Saved data entries:
▬▬▬▬▬▬▬▬▬▬

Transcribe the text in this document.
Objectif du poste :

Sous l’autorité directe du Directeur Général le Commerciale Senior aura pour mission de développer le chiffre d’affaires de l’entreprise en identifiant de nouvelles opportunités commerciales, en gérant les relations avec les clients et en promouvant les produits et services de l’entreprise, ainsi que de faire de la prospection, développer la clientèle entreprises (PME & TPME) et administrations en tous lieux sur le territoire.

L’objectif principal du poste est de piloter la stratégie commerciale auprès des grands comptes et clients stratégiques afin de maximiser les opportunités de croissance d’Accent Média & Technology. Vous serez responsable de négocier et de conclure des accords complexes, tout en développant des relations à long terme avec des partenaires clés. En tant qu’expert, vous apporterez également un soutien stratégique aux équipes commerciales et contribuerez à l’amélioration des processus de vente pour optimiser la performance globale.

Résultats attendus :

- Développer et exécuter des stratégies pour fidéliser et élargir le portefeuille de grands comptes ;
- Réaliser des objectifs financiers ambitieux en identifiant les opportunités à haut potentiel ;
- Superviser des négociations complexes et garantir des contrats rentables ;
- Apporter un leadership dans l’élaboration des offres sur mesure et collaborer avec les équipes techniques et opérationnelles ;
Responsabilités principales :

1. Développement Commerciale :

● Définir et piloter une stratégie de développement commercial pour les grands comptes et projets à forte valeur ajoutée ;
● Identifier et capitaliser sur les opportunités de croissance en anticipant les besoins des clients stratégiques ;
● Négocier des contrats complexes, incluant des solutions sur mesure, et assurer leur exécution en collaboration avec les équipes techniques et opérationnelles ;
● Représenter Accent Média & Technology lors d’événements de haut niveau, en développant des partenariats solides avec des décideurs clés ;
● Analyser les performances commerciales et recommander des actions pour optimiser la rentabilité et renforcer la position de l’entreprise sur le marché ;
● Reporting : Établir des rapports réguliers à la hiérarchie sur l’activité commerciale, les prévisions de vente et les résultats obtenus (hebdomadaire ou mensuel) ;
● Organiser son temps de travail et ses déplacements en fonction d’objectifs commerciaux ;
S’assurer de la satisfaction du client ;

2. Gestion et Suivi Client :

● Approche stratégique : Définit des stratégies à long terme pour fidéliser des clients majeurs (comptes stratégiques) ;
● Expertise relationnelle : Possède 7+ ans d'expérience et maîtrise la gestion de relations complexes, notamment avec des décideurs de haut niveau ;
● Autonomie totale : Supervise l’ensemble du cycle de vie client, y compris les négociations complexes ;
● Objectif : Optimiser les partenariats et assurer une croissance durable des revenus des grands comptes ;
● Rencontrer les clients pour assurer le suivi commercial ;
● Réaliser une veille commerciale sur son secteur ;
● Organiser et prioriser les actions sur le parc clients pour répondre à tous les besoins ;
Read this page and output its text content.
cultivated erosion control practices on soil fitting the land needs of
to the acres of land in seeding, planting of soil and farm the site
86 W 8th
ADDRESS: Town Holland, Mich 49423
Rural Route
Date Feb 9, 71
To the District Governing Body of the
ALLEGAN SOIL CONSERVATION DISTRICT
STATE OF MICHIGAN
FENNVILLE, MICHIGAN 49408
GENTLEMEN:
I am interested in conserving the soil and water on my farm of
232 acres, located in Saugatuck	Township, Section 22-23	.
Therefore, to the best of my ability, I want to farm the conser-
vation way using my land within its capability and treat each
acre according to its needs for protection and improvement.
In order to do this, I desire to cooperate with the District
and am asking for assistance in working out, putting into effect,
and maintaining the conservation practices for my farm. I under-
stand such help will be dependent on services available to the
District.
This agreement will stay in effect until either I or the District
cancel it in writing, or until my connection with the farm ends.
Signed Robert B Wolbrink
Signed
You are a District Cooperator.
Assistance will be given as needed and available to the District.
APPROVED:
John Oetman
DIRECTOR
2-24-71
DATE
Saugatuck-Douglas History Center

▬▬▬▬▬▬▬▬▬▬

Track down every line with the word "actions" and copy it.

● Analyser les performances commerciales et recommander des actions pour optimiser la rentabilité et renforcer la position de l’entreprise sur le marché ;
● Organiser et prioriser les actions sur le parc clients pour répondre à tous les besoins ;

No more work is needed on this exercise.